▶ **What to work on**:
Among the lines below, list those containing the string "Rate".

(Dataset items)
* * * * * * *

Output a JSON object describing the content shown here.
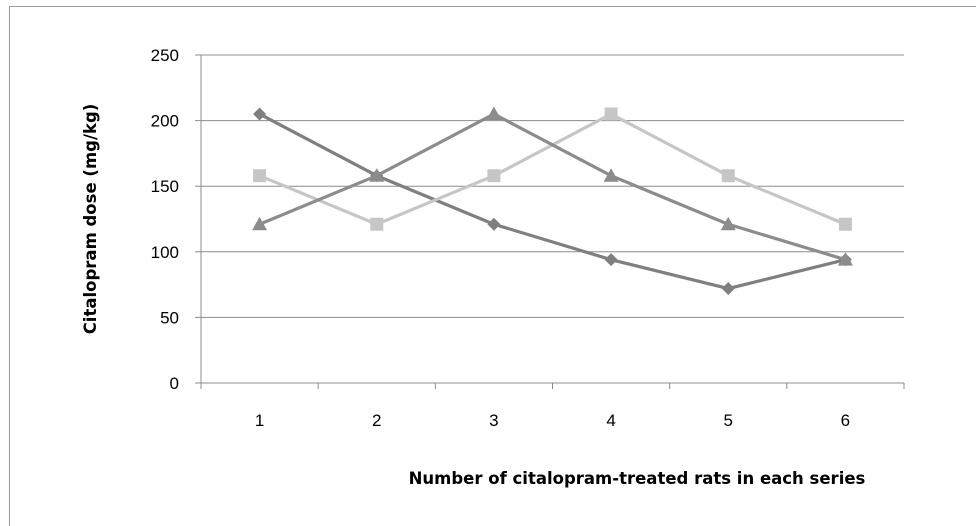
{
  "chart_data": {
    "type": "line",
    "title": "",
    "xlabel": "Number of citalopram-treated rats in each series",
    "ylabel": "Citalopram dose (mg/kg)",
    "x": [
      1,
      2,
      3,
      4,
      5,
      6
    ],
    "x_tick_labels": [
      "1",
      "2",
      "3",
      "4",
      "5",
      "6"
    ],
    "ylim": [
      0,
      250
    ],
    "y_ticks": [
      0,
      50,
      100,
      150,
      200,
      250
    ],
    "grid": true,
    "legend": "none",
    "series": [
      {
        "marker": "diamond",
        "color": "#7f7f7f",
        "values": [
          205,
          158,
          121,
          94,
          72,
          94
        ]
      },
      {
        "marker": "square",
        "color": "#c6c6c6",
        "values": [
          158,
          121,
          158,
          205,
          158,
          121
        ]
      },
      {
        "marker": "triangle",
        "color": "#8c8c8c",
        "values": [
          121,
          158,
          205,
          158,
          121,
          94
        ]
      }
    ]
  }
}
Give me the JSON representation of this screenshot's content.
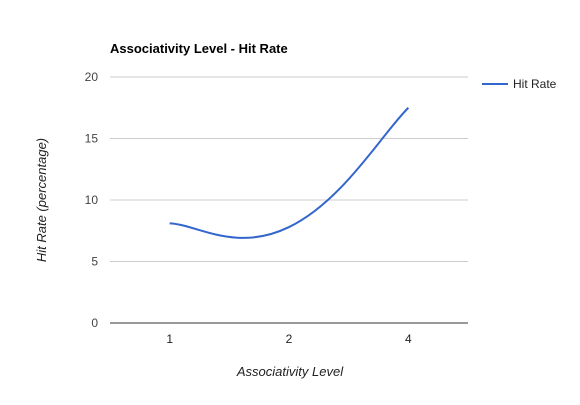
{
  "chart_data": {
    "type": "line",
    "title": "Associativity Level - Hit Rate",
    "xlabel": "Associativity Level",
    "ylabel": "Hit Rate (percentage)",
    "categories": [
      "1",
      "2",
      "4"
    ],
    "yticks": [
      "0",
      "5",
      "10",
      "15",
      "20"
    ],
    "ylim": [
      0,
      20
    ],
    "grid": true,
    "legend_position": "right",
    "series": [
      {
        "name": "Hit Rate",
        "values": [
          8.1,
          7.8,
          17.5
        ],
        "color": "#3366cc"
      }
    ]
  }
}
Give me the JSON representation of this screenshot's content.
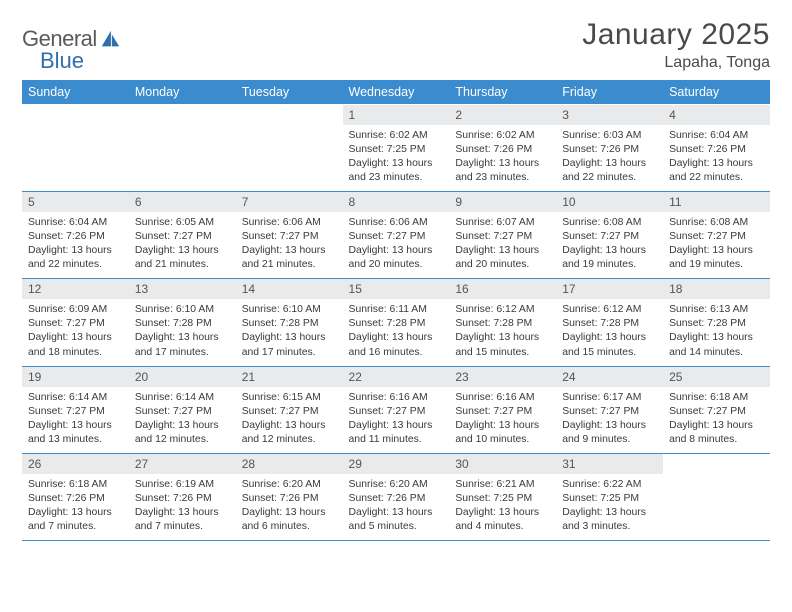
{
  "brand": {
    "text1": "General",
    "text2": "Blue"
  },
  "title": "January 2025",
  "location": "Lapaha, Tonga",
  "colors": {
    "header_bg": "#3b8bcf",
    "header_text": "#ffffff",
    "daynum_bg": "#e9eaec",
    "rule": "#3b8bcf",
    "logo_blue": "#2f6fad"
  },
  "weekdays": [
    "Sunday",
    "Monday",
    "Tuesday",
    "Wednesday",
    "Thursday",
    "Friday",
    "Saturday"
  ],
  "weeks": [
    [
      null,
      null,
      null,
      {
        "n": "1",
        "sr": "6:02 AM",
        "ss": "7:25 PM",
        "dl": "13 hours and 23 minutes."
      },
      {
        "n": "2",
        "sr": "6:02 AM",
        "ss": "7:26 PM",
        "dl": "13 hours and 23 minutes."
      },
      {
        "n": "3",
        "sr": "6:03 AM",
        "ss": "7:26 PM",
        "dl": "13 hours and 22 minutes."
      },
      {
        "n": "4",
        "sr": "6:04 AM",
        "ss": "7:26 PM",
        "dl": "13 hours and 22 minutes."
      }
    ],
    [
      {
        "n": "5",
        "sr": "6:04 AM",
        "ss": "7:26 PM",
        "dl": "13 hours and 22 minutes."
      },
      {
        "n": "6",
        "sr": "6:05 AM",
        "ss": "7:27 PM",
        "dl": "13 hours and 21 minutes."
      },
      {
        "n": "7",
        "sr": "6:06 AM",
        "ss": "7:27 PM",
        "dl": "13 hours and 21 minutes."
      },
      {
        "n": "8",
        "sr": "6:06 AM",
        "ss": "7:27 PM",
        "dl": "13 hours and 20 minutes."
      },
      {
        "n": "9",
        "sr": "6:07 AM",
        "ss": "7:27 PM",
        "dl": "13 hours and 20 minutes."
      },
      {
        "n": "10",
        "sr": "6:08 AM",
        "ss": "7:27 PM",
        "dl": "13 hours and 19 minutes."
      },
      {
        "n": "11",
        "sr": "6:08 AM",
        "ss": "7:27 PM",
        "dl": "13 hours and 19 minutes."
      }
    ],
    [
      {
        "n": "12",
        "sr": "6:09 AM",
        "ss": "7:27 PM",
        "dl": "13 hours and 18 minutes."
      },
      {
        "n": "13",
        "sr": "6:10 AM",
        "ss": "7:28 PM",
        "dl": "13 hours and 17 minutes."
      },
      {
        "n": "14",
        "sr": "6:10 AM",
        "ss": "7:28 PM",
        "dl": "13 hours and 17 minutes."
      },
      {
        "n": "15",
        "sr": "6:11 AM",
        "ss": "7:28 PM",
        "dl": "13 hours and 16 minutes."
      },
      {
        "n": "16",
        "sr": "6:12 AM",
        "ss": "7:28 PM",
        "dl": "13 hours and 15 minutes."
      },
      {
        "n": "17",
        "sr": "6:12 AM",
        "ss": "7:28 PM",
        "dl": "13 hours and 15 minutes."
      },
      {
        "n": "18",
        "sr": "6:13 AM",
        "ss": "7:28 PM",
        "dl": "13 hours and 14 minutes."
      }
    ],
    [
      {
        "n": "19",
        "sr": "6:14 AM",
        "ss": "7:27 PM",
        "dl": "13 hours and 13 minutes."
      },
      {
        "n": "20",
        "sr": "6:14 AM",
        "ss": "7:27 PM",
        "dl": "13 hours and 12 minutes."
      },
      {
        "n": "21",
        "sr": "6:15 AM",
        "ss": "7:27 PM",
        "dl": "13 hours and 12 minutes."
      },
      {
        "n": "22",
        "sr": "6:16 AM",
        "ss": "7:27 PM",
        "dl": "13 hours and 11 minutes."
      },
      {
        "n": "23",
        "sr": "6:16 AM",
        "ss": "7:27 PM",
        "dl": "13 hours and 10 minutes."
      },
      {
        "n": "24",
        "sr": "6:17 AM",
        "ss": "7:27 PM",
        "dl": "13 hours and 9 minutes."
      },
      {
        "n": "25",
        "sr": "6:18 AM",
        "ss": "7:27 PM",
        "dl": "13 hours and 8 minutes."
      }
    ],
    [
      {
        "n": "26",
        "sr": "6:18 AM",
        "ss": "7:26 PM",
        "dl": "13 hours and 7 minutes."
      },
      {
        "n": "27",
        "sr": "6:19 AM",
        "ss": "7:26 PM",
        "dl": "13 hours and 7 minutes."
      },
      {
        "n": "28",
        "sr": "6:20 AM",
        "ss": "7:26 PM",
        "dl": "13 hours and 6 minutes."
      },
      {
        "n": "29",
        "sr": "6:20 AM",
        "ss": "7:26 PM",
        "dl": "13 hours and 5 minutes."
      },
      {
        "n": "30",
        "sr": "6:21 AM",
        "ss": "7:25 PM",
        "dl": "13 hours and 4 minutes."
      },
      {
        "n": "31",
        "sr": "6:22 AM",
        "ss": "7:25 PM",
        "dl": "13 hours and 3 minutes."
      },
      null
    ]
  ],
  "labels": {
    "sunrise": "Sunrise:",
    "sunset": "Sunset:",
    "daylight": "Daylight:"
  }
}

* * * * * * *

▶ **Written response**:
    "title": "Associativity Level - Hit Rate",
    "ylabel": "Hit Rate (percentage)",
        "name": "Hit Rate",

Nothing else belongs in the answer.